* _Document_
┌──
Re: [R] GLM/GAM and unobserved heterogeneity

From: Spencer Graves <spencer.graves_at_pdf.com>
Date: Thu 25 Aug 2005 - 14:08:28 EST

          Have you considered "lmer" in library(lme4)? See for example sec/ 4 pm "Two-level models for binary data" in vignette("MlmSoftRev") wiht library(mlmRev) in addition to www.r-project.org -> "Documentation: Newsletter" -> "R News Volume 5/1" -> "Fitting Linear Mixed Models in R" by Doug Bates, pp. 27-30.

          If you have more questions after reviewing this material please submit another question, preferably following the posting guide! "http://www.R-project.org/posting-guide.html". The posting guide is not just another symbol of burocracy. It was written to try to help questioners improve the chances that they will get the information they want quickly. I believe it is quite effective when it is used. Many people get answers to their questions in minutes, but that requires a question that a potential respondent can understand and formulate a sensible answer in seconds.

          spencer graves

Kyle G. Lundstedt wrote:

> Hello,
> I'm interested in correcting for and measuring unobserved
> heterogeneity ("missing variables") using R. In particular, I'm
> searching for a simple way to measure the amount of unobserved
> heterogeneity remaining in a series of increasingly complex models
> (adding additional variables to each new model) on the same data.
> I have a static database of 400,000 or so individual mortgage
> loans, each of which is observed monthly from origination (t=0) until
> termination (a binary yes/no variable). In my update database, there
> are up to 60 months of observed data for each loan in the static
> database, and an individual loan has an "average life" of roughly 36
> months.
> Each loan has static covariates observed at origination, such as
> original loan amount and credit score, as well as time-varying
> covariates (TVC) such as age, interest rates, and house prices.
└──
* _Data shown_
┌──
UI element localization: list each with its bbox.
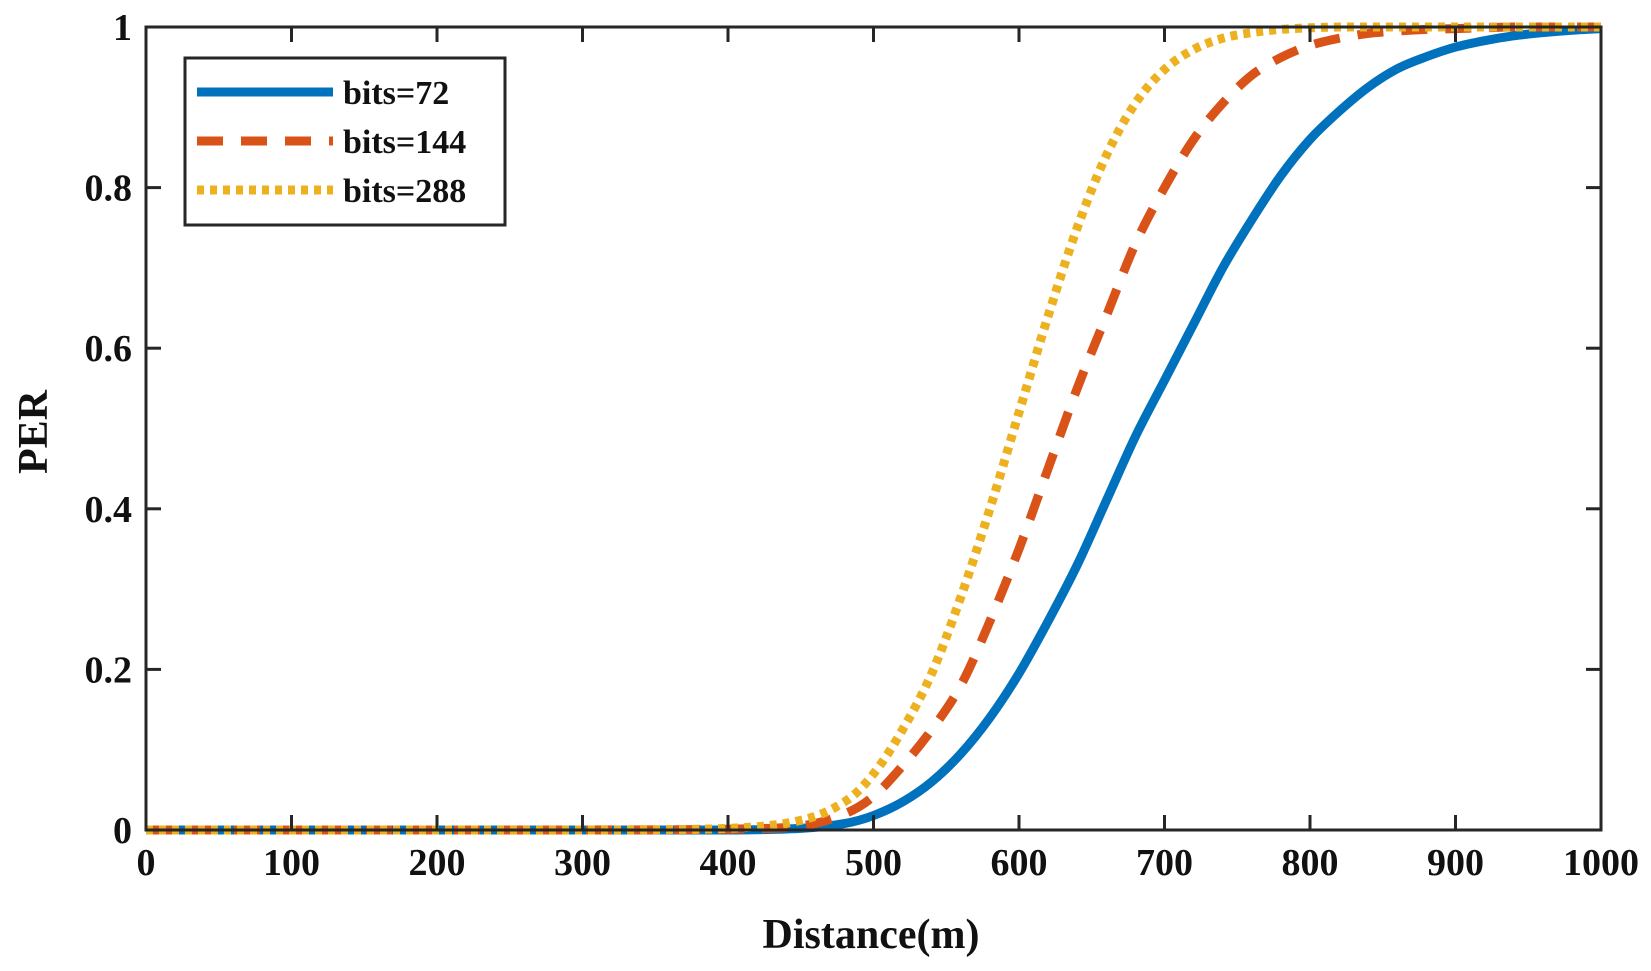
└──
* _Stated problem 1_
Transcribe the mailing-list post, starting at "Have you considered" and ending at "answer in seconds.".
* _Stated problem 2_
According to the mailing-list post, roughly how many individual mortgage loans does the static database hold?
The data has no connection to the mailing-list post.

* _Exercise response 1_
Have you considered "lmer" in library(lme4)? See for example sec/ 4 pm "Two-level models for binary data" in vignette("MlmSoftRev") wiht library(mlmRev) in addition to www.r-project.org -> "Documentation: Newsletter" -> "R News Volume 5/1" -> "Fitting Linear Mixed Models in R" by Doug Bates, pp. 27-30.

          If you have more questions after reviewing this material please submit another question, preferably following the posting guide! "http://www.R-project.org/posting-guide.html". The posting guide is not just another symbol of burocracy. It was written to try to help questioners improve the chances that they will get the information they want quickly. I believe it is quite effective when it is used. Many people get answers to their questions in minutes, but that requires a question that a potential respondent can understand and formulate a sensible answer in seconds.

* _Exercise response 2_
About 400,000.